> _Exercise instructions_
Please reproduce the following records exactly as they appear.

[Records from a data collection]
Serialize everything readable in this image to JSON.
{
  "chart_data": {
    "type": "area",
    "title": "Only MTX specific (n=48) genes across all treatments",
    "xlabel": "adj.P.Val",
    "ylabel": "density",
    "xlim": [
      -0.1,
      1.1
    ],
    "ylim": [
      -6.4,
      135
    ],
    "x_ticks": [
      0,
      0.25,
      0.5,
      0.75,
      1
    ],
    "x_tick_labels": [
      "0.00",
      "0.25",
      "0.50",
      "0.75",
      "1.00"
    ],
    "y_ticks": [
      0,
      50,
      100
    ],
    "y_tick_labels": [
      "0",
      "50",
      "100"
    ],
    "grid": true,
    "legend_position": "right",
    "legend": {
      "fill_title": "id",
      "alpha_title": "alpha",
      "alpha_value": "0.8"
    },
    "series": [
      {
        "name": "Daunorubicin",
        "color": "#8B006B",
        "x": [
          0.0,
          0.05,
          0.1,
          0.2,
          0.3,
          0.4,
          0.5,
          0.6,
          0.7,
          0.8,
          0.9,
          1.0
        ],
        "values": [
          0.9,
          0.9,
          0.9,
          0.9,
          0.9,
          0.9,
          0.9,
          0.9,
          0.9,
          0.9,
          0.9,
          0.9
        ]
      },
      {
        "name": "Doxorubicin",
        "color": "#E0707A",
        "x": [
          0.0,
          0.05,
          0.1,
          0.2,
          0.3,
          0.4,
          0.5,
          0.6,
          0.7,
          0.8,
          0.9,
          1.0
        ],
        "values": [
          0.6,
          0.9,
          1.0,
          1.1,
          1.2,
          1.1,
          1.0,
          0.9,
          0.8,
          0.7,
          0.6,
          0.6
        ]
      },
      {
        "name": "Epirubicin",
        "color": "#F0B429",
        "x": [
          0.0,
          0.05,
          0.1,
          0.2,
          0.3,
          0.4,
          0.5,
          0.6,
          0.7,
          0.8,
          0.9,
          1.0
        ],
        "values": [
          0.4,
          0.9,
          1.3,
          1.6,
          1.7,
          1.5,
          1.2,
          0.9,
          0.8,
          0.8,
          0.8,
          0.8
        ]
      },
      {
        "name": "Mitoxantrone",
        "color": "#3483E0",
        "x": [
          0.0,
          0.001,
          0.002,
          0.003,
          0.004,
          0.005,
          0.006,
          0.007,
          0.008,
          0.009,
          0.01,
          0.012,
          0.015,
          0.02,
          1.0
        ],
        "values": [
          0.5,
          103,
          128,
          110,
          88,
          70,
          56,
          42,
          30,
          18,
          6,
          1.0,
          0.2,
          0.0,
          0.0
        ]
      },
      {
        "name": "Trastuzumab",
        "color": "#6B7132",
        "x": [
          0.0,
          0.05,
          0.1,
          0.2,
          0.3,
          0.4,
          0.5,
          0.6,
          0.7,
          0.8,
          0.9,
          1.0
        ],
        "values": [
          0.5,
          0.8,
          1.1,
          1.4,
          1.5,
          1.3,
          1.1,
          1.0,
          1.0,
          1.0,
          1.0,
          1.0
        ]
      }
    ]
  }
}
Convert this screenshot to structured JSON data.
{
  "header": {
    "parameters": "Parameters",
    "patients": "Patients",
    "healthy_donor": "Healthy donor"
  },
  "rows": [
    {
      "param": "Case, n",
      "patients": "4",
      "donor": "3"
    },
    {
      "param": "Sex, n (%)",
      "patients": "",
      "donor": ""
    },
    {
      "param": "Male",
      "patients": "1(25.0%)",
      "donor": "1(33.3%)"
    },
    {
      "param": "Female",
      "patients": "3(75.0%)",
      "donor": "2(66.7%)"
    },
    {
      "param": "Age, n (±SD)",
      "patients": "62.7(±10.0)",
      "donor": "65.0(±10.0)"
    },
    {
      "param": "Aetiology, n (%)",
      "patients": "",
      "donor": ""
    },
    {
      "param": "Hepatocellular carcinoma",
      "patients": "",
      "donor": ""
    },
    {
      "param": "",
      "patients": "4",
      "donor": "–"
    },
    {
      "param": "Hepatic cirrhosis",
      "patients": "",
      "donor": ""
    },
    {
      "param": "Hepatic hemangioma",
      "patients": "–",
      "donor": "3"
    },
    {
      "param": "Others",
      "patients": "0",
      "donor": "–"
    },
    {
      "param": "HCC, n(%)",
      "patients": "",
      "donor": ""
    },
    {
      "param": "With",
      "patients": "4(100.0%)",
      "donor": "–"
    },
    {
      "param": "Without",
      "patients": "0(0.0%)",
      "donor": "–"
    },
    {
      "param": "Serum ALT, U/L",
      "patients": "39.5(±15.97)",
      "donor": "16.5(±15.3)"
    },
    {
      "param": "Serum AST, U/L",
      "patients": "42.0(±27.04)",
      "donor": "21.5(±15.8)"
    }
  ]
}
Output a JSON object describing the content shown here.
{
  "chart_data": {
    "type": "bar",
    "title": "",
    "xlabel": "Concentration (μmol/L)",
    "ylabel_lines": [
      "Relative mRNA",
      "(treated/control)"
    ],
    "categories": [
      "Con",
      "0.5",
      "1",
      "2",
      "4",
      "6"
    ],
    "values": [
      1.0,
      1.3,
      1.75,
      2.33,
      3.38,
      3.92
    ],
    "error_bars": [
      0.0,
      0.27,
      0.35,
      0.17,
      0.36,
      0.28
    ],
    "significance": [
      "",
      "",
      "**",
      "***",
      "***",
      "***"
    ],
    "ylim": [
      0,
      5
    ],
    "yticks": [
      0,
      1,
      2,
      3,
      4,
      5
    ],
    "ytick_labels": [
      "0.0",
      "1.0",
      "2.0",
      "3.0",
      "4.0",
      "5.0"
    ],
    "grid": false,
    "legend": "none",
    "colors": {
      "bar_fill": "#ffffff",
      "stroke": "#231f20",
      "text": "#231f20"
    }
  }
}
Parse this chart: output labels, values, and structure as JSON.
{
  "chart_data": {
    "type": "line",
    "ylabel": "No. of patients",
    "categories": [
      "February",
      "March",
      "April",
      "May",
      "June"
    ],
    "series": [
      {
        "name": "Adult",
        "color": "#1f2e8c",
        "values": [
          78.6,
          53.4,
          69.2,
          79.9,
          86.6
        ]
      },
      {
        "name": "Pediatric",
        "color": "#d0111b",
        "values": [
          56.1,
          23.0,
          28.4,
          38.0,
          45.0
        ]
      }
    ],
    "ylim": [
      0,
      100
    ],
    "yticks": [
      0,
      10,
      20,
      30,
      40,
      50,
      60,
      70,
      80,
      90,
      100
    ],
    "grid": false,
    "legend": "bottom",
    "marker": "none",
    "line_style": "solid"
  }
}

> _Result below_
Serialize everything readable in this image to JSON.
{
  "chart_data": {
    "type": "area",
    "title": "Only MTX specific (n=48) genes across all treatments",
    "xlabel": "adj.P.Val",
    "ylabel": "density",
    "xlim": [
      -0.1,
      1.1
    ],
    "ylim": [
      -6.4,
      135
    ],
    "x_ticks": [
      0,
      0.25,
      0.5,
      0.75,
      1
    ],
    "x_tick_labels": [
      "0.00",
      "0.25",
      "0.50",
      "0.75",
      "1.00"
    ],
    "y_ticks": [
      0,
      50,
      100
    ],
    "y_tick_labels": [
      "0",
      "50",
      "100"
    ],
    "grid": true,
    "legend_position": "right",
    "legend": {
      "fill_title": "id",
      "alpha_title": "alpha",
      "alpha_value": "0.8"
    },
    "series": [
      {
        "name": "Daunorubicin",
        "color": "#8B006B",
        "x": [
          0.0,
          0.05,
          0.1,
          0.2,
          0.3,
          0.4,
          0.5,
          0.6,
          0.7,
          0.8,
          0.9,
          1.0
        ],
        "values": [
          0.9,
          0.9,
          0.9,
          0.9,
          0.9,
          0.9,
          0.9,
          0.9,
          0.9,
          0.9,
          0.9,
          0.9
        ]
      },
      {
        "name": "Doxorubicin",
        "color": "#E0707A",
        "x": [
          0.0,
          0.05,
          0.1,
          0.2,
          0.3,
          0.4,
          0.5,
          0.6,
          0.7,
          0.8,
          0.9,
          1.0
        ],
        "values": [
          0.6,
          0.9,
          1.0,
          1.1,
          1.2,
          1.1,
          1.0,
          0.9,
          0.8,
          0.7,
          0.6,
          0.6
        ]
      },
      {
        "name": "Epirubicin",
        "color": "#F0B429",
        "x": [
          0.0,
          0.05,
          0.1,
          0.2,
          0.3,
          0.4,
          0.5,
          0.6,
          0.7,
          0.8,
          0.9,
          1.0
        ],
        "values": [
          0.4,
          0.9,
          1.3,
          1.6,
          1.7,
          1.5,
          1.2,
          0.9,
          0.8,
          0.8,
          0.8,
          0.8
        ]
      },
      {
        "name": "Mitoxantrone",
        "color": "#3483E0",
        "x": [
          0.0,
          0.001,
          0.002,
          0.003,
          0.004,
          0.005,
          0.006,
          0.007,
          0.008,
          0.009,
          0.01,
          0.012,
          0.015,
          0.02,
          1.0
        ],
        "values": [
          0.5,
          103,
          128,
          110,
          88,
          70,
          56,
          42,
          30,
          18,
          6,
          1.0,
          0.2,
          0.0,
          0.0
        ]
      },
      {
        "name": "Trastuzumab",
        "color": "#6B7132",
        "x": [
          0.0,
          0.05,
          0.1,
          0.2,
          0.3,
          0.4,
          0.5,
          0.6,
          0.7,
          0.8,
          0.9,
          1.0
        ],
        "values": [
          0.5,
          0.8,
          1.1,
          1.4,
          1.5,
          1.3,
          1.1,
          1.0,
          1.0,
          1.0,
          1.0,
          1.0
        ]
      }
    ]
  }
}
Convert this screenshot to structured JSON data.
{
  "header": {
    "parameters": "Parameters",
    "patients": "Patients",
    "healthy_donor": "Healthy donor"
  },
  "rows": [
    {
      "param": "Case, n",
      "patients": "4",
      "donor": "3"
    },
    {
      "param": "Sex, n (%)",
      "patients": "",
      "donor": ""
    },
    {
      "param": "Male",
      "patients": "1(25.0%)",
      "donor": "1(33.3%)"
    },
    {
      "param": "Female",
      "patients": "3(75.0%)",
      "donor": "2(66.7%)"
    },
    {
      "param": "Age, n (±SD)",
      "patients": "62.7(±10.0)",
      "donor": "65.0(±10.0)"
    },
    {
      "param": "Aetiology, n (%)",
      "patients": "",
      "donor": ""
    },
    {
      "param": "Hepatocellular carcinoma",
      "patients": "",
      "donor": ""
    },
    {
      "param": "",
      "patients": "4",
      "donor": "–"
    },
    {
      "param": "Hepatic cirrhosis",
      "patients": "",
      "donor": ""
    },
    {
      "param": "Hepatic hemangioma",
      "patients": "–",
      "donor": "3"
    },
    {
      "param": "Others",
      "patients": "0",
      "donor": "–"
    },
    {
      "param": "HCC, n(%)",
      "patients": "",
      "donor": ""
    },
    {
      "param": "With",
      "patients": "4(100.0%)",
      "donor": "–"
    },
    {
      "param": "Without",
      "patients": "0(0.0%)",
      "donor": "–"
    },
    {
      "param": "Serum ALT, U/L",
      "patients": "39.5(±15.97)",
      "donor": "16.5(±15.3)"
    },
    {
      "param": "Serum AST, U/L",
      "patients": "42.0(±27.04)",
      "donor": "21.5(±15.8)"
    }
  ]
}
Output a JSON object describing the content shown here.
{
  "chart_data": {
    "type": "bar",
    "title": "",
    "xlabel": "Concentration (μmol/L)",
    "ylabel_lines": [
      "Relative mRNA",
      "(treated/control)"
    ],
    "categories": [
      "Con",
      "0.5",
      "1",
      "2",
      "4",
      "6"
    ],
    "values": [
      1.0,
      1.3,
      1.75,
      2.33,
      3.38,
      3.92
    ],
    "error_bars": [
      0.0,
      0.27,
      0.35,
      0.17,
      0.36,
      0.28
    ],
    "significance": [
      "",
      "",
      "**",
      "***",
      "***",
      "***"
    ],
    "ylim": [
      0,
      5
    ],
    "yticks": [
      0,
      1,
      2,
      3,
      4,
      5
    ],
    "ytick_labels": [
      "0.0",
      "1.0",
      "2.0",
      "3.0",
      "4.0",
      "5.0"
    ],
    "grid": false,
    "legend": "none",
    "colors": {
      "bar_fill": "#ffffff",
      "stroke": "#231f20",
      "text": "#231f20"
    }
  }
}
Parse this chart: output labels, values, and structure as JSON.
{
  "chart_data": {
    "type": "line",
    "ylabel": "No. of patients",
    "categories": [
      "February",
      "March",
      "April",
      "May",
      "June"
    ],
    "series": [
      {
        "name": "Adult",
        "color": "#1f2e8c",
        "values": [
          78.6,
          53.4,
          69.2,
          79.9,
          86.6
        ]
      },
      {
        "name": "Pediatric",
        "color": "#d0111b",
        "values": [
          56.1,
          23.0,
          28.4,
          38.0,
          45.0
        ]
      }
    ],
    "ylim": [
      0,
      100
    ],
    "yticks": [
      0,
      10,
      20,
      30,
      40,
      50,
      60,
      70,
      80,
      90,
      100
    ],
    "grid": false,
    "legend": "bottom",
    "marker": "none",
    "line_style": "solid"
  }
}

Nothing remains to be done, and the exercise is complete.